TASK DESCRIPTION> Each line that holds the word "debug" counts once; give the total number of such lines and nothing else.
BEGIN PROVIDED DATA
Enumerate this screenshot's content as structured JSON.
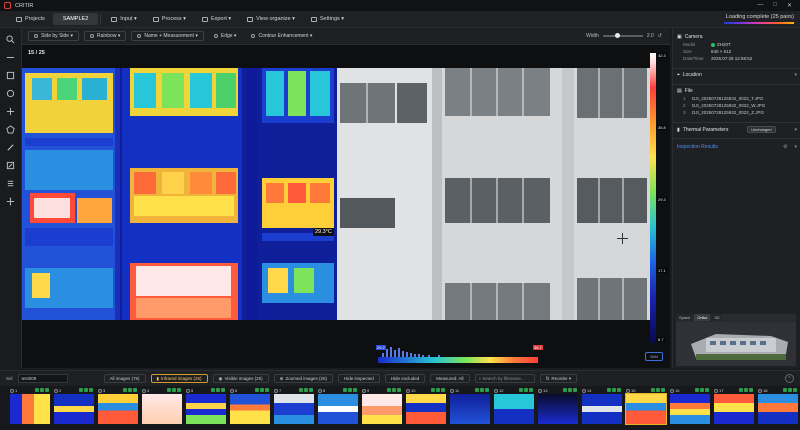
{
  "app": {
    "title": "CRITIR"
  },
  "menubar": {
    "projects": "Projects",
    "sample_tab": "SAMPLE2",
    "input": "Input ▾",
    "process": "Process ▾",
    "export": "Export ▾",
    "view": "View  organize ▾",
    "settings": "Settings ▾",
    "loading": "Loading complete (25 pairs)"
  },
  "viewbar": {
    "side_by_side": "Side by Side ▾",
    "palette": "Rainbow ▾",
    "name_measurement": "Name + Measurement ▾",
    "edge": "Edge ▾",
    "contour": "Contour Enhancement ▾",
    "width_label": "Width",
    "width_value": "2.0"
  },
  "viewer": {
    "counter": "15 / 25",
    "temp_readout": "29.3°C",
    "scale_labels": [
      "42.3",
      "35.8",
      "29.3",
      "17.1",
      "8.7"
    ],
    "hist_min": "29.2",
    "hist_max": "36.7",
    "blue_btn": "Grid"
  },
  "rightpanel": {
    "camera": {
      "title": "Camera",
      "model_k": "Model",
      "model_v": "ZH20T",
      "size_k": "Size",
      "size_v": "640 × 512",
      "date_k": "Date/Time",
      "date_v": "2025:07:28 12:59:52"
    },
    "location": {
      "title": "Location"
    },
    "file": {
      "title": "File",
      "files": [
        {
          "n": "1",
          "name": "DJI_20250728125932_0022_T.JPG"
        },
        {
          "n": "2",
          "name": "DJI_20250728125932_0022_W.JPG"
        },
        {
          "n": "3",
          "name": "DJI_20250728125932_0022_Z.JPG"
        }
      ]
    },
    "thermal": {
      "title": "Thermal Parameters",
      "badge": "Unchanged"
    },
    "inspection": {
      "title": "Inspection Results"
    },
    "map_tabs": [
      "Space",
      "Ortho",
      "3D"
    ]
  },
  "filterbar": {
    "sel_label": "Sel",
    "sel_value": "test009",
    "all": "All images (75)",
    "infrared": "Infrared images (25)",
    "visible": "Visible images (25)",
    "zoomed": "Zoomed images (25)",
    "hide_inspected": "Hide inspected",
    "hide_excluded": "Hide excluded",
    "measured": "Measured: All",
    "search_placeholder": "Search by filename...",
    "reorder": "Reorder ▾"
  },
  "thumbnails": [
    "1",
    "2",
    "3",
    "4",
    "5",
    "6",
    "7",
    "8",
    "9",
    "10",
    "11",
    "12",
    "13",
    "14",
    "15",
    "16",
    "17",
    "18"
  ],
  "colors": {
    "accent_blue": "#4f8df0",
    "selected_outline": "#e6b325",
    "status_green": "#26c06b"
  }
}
END PROVIDED DATA
BEGIN PROVIDED DATA
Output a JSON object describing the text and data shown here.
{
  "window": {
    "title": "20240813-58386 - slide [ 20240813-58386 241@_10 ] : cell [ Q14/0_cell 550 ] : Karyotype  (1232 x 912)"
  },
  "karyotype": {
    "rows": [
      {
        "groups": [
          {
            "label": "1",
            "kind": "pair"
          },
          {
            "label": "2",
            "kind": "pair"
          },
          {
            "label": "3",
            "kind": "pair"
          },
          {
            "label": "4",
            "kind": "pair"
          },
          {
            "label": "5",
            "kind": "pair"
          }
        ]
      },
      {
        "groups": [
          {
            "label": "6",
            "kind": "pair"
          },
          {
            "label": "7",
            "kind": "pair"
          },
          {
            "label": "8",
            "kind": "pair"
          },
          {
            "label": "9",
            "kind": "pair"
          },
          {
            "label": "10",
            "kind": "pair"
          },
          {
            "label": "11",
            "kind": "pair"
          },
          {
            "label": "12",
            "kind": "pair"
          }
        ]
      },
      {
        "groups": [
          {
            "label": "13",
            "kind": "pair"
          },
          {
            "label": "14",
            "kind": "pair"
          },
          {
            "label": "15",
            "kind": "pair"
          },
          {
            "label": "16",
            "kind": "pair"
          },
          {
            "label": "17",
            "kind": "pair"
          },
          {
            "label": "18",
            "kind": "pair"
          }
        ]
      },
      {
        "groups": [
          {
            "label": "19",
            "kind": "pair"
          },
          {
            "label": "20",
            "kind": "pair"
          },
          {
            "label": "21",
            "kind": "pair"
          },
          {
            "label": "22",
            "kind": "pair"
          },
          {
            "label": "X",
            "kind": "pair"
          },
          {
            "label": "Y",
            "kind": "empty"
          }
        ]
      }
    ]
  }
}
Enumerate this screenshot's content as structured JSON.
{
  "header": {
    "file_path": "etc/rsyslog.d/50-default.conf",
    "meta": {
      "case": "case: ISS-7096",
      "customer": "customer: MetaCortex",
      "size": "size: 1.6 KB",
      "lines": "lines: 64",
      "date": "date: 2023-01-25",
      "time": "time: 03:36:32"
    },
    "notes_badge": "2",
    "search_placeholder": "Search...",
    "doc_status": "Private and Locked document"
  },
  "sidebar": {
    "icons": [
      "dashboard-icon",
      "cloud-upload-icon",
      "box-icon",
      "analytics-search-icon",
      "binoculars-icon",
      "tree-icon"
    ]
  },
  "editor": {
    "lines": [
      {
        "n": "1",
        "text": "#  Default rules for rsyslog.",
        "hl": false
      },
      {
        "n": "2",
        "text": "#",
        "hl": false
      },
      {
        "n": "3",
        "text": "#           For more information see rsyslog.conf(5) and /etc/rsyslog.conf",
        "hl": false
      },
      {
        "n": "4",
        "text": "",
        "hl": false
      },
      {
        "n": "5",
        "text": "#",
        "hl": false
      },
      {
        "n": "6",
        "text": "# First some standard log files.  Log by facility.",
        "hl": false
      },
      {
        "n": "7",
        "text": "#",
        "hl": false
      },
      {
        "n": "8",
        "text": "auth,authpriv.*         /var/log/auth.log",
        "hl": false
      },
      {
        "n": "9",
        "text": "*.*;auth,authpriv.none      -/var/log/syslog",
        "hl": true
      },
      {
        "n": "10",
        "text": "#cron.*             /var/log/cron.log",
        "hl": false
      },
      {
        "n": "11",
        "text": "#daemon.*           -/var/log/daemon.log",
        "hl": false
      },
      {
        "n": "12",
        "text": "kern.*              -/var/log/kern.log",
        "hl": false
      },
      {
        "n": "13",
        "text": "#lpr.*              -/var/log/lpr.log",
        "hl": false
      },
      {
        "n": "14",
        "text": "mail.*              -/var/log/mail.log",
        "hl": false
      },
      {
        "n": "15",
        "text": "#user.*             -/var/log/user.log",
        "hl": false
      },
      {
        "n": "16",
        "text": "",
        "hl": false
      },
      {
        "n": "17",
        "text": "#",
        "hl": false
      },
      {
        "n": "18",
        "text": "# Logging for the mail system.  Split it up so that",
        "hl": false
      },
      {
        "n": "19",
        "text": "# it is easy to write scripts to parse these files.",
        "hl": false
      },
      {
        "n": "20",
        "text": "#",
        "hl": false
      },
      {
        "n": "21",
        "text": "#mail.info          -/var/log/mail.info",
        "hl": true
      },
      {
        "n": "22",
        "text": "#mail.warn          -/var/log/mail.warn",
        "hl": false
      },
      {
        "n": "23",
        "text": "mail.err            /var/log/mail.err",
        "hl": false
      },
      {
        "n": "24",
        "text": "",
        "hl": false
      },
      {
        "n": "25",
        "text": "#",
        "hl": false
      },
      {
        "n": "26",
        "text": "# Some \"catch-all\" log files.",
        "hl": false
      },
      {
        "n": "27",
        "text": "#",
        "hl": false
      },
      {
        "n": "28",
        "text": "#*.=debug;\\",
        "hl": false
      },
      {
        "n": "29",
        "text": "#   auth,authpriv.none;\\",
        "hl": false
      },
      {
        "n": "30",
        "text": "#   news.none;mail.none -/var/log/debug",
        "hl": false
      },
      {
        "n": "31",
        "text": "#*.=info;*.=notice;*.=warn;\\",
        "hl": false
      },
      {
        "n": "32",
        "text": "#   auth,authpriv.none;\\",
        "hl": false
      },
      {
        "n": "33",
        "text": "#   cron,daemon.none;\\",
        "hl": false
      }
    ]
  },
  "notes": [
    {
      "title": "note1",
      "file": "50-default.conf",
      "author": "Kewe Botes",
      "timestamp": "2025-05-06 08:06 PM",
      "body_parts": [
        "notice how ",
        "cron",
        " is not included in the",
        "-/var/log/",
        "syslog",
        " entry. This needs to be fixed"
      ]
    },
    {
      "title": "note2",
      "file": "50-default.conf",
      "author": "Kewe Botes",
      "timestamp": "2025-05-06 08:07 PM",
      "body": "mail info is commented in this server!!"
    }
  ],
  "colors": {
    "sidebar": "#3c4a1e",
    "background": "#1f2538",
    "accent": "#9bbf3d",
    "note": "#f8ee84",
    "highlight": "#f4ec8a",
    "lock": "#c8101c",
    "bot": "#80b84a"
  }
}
END PROVIDED DATA
WRITTEN ANSWER> 2